• What the exercise asks: Reproduce every line below word for word, but leave out the pictures.
◇ ◇ ◇ ◇
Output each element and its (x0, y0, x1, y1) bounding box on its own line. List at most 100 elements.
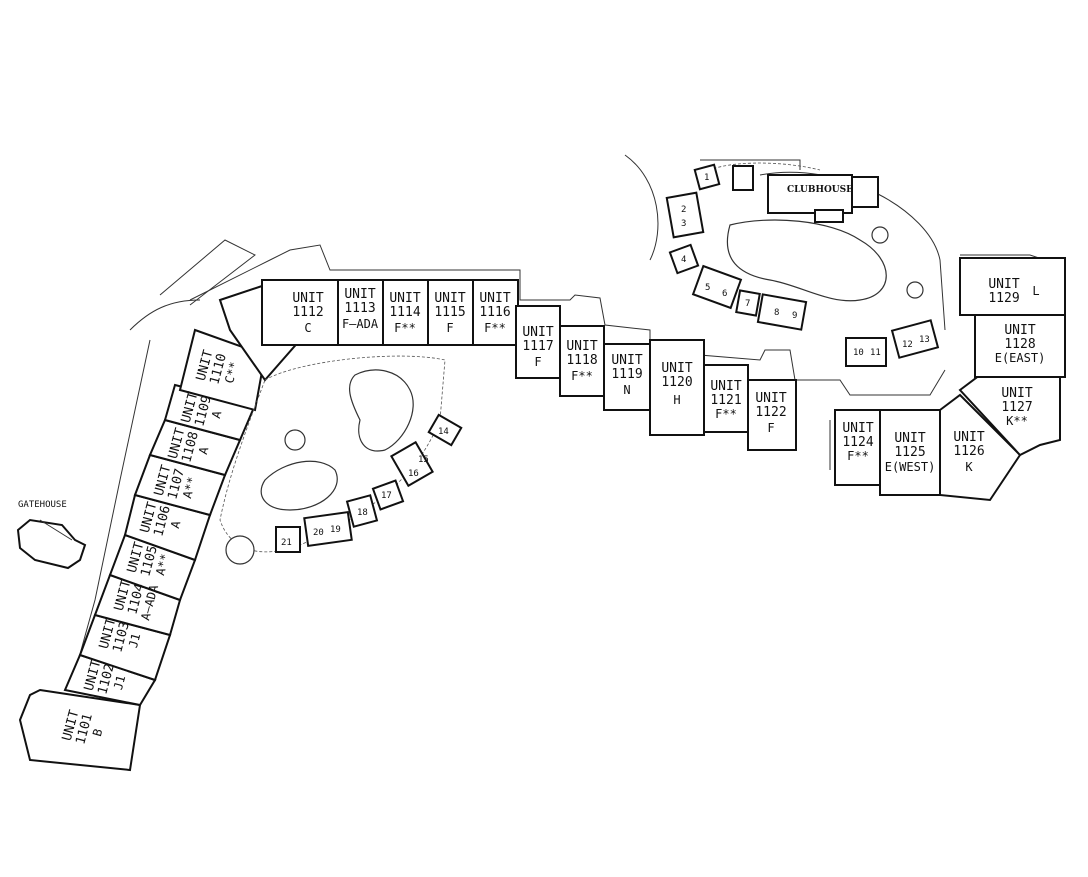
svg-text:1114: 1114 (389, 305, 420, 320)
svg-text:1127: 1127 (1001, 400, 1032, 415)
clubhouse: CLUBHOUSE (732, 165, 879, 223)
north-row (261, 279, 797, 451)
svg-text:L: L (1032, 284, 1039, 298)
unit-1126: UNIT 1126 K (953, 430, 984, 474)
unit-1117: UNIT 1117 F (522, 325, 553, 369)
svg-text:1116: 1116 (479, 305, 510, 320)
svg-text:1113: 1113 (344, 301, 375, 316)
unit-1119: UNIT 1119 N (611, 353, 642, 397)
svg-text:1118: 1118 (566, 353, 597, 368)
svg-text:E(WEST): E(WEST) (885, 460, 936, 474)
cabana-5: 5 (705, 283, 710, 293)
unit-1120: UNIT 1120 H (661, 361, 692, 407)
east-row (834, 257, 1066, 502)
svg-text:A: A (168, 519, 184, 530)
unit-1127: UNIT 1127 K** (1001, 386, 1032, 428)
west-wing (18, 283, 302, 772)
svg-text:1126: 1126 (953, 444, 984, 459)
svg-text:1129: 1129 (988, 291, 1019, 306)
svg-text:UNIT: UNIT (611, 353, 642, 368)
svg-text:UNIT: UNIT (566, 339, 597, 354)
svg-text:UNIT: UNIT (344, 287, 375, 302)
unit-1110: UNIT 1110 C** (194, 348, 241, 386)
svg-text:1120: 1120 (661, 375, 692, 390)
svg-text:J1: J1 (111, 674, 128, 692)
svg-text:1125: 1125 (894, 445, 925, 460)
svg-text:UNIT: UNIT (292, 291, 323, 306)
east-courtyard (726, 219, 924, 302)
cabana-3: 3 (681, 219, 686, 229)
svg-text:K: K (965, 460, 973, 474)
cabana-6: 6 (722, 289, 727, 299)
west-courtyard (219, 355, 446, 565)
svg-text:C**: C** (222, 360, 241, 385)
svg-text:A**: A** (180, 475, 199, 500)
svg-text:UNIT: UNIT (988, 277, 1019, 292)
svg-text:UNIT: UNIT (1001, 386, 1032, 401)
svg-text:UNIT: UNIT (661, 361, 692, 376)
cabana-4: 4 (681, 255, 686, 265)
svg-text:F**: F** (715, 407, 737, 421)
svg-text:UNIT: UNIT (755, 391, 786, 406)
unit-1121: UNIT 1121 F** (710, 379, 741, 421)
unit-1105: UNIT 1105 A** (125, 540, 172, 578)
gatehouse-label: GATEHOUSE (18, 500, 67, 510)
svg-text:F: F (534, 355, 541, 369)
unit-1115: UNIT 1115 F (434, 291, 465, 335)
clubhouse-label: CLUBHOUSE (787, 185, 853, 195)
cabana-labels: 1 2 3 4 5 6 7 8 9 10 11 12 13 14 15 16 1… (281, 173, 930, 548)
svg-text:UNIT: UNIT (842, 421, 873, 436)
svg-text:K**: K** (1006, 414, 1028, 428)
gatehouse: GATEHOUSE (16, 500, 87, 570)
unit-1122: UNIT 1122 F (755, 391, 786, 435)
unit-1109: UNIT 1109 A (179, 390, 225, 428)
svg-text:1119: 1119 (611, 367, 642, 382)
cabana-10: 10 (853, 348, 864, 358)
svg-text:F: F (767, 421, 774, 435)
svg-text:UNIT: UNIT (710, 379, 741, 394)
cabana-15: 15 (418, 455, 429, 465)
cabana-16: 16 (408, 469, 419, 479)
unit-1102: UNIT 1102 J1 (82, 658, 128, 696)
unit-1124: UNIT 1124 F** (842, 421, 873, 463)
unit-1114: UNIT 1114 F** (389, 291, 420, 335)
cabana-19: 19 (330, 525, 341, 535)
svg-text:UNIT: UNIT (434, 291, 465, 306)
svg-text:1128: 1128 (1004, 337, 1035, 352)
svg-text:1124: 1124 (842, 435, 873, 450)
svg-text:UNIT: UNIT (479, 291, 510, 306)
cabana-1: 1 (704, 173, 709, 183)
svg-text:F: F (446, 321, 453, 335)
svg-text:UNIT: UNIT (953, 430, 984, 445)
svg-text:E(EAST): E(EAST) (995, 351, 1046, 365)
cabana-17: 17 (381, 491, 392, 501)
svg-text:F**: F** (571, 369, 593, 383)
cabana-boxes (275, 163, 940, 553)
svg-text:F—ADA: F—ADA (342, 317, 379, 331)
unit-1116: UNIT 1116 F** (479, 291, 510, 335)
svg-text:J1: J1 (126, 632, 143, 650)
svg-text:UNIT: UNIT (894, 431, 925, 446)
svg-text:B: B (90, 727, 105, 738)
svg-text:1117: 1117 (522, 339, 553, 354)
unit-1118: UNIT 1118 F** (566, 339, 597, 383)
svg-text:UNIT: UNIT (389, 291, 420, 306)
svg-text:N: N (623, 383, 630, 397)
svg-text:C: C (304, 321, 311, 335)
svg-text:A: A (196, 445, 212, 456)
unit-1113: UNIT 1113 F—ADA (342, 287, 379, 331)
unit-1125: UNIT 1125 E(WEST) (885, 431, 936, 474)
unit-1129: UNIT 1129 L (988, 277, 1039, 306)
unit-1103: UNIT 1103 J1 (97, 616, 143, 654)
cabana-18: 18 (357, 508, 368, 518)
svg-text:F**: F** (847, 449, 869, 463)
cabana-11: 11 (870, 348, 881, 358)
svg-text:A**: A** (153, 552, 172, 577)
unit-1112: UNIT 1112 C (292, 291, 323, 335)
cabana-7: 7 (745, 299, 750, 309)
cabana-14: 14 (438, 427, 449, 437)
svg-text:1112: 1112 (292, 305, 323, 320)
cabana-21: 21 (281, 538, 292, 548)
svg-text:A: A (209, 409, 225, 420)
◇ ◇ ◇ ◇
• Solution for this problem:
Output each element and its (x0, y0, x1, y1) bounding box on its own line. List at most 100 elements.
svg-text:1114: 1114 (389, 305, 420, 320)
svg-text:1127: 1127 (1001, 400, 1032, 415)
clubhouse: CLUBHOUSE (732, 165, 879, 223)
north-row (261, 279, 797, 451)
svg-text:L: L (1032, 284, 1039, 298)
unit-1126: UNIT 1126 K (953, 430, 984, 474)
unit-1117: UNIT 1117 F (522, 325, 553, 369)
svg-text:1116: 1116 (479, 305, 510, 320)
svg-text:1113: 1113 (344, 301, 375, 316)
unit-1119: UNIT 1119 N (611, 353, 642, 397)
svg-text:1118: 1118 (566, 353, 597, 368)
svg-text:E(WEST): E(WEST) (885, 460, 936, 474)
cabana-5: 5 (705, 283, 710, 293)
unit-1120: UNIT 1120 H (661, 361, 692, 407)
east-row (834, 257, 1066, 502)
svg-text:A: A (168, 519, 184, 530)
unit-1127: UNIT 1127 K** (1001, 386, 1032, 428)
west-wing (18, 283, 302, 772)
svg-text:1126: 1126 (953, 444, 984, 459)
svg-text:1129: 1129 (988, 291, 1019, 306)
svg-text:UNIT: UNIT (611, 353, 642, 368)
svg-text:UNIT: UNIT (566, 339, 597, 354)
svg-text:UNIT: UNIT (344, 287, 375, 302)
unit-1110: UNIT 1110 C** (194, 348, 241, 386)
svg-text:1120: 1120 (661, 375, 692, 390)
svg-text:J1: J1 (111, 674, 128, 692)
svg-text:1125: 1125 (894, 445, 925, 460)
svg-text:UNIT: UNIT (292, 291, 323, 306)
east-courtyard (726, 219, 924, 302)
cabana-3: 3 (681, 219, 686, 229)
svg-text:K: K (965, 460, 973, 474)
cabana-6: 6 (722, 289, 727, 299)
west-courtyard (219, 355, 446, 565)
svg-text:C**: C** (222, 360, 241, 385)
svg-text:A**: A** (180, 475, 199, 500)
svg-text:UNIT: UNIT (988, 277, 1019, 292)
svg-text:UNIT: UNIT (1001, 386, 1032, 401)
svg-text:UNIT: UNIT (661, 361, 692, 376)
cabana-4: 4 (681, 255, 686, 265)
svg-text:F**: F** (715, 407, 737, 421)
svg-text:UNIT: UNIT (755, 391, 786, 406)
unit-1121: UNIT 1121 F** (710, 379, 741, 421)
unit-1105: UNIT 1105 A** (125, 540, 172, 578)
gatehouse-label: GATEHOUSE (18, 500, 67, 510)
svg-text:F: F (534, 355, 541, 369)
unit-1115: UNIT 1115 F (434, 291, 465, 335)
clubhouse-label: CLUBHOUSE (787, 185, 853, 195)
cabana-labels: 1 2 3 4 5 6 7 8 9 10 11 12 13 14 15 16 1… (281, 173, 930, 548)
svg-text:UNIT: UNIT (842, 421, 873, 436)
svg-text:K**: K** (1006, 414, 1028, 428)
gatehouse: GATEHOUSE (16, 500, 87, 570)
unit-1122: UNIT 1122 F (755, 391, 786, 435)
unit-1109: UNIT 1109 A (179, 390, 225, 428)
svg-text:1119: 1119 (611, 367, 642, 382)
cabana-10: 10 (853, 348, 864, 358)
svg-text:F: F (767, 421, 774, 435)
svg-text:UNIT: UNIT (710, 379, 741, 394)
cabana-15: 15 (418, 455, 429, 465)
cabana-16: 16 (408, 469, 419, 479)
unit-1102: UNIT 1102 J1 (82, 658, 128, 696)
unit-1124: UNIT 1124 F** (842, 421, 873, 463)
unit-1114: UNIT 1114 F** (389, 291, 420, 335)
cabana-19: 19 (330, 525, 341, 535)
svg-text:UNIT: UNIT (434, 291, 465, 306)
svg-text:1128: 1128 (1004, 337, 1035, 352)
svg-text:1124: 1124 (842, 435, 873, 450)
svg-text:UNIT: UNIT (479, 291, 510, 306)
cabana-1: 1 (704, 173, 709, 183)
svg-text:F: F (446, 321, 453, 335)
svg-text:UNIT: UNIT (953, 430, 984, 445)
svg-text:E(EAST): E(EAST) (995, 351, 1046, 365)
cabana-17: 17 (381, 491, 392, 501)
svg-text:F**: F** (571, 369, 593, 383)
cabana-boxes (275, 163, 940, 553)
svg-text:F—ADA: F—ADA (342, 317, 379, 331)
unit-1116: UNIT 1116 F** (479, 291, 510, 335)
svg-text:J1: J1 (126, 632, 143, 650)
svg-text:UNIT: UNIT (894, 431, 925, 446)
svg-text:B: B (90, 727, 105, 738)
svg-text:1117: 1117 (522, 339, 553, 354)
unit-1118: UNIT 1118 F** (566, 339, 597, 383)
svg-text:UNIT: UNIT (389, 291, 420, 306)
svg-text:N: N (623, 383, 630, 397)
svg-text:C: C (304, 321, 311, 335)
svg-text:A: A (196, 445, 212, 456)
unit-1113: UNIT 1113 F—ADA (342, 287, 379, 331)
unit-1125: UNIT 1125 E(WEST) (885, 431, 936, 474)
unit-1129: UNIT 1129 L (988, 277, 1039, 306)
unit-1103: UNIT 1103 J1 (97, 616, 143, 654)
cabana-18: 18 (357, 508, 368, 518)
svg-text:F**: F** (847, 449, 869, 463)
cabana-11: 11 (870, 348, 881, 358)
svg-text:A**: A** (153, 552, 172, 577)
unit-1112: UNIT 1112 C (292, 291, 323, 335)
cabana-7: 7 (745, 299, 750, 309)
cabana-14: 14 (438, 427, 449, 437)
svg-text:1112: 1112 (292, 305, 323, 320)
cabana-21: 21 (281, 538, 292, 548)
svg-text:A: A (209, 409, 225, 420)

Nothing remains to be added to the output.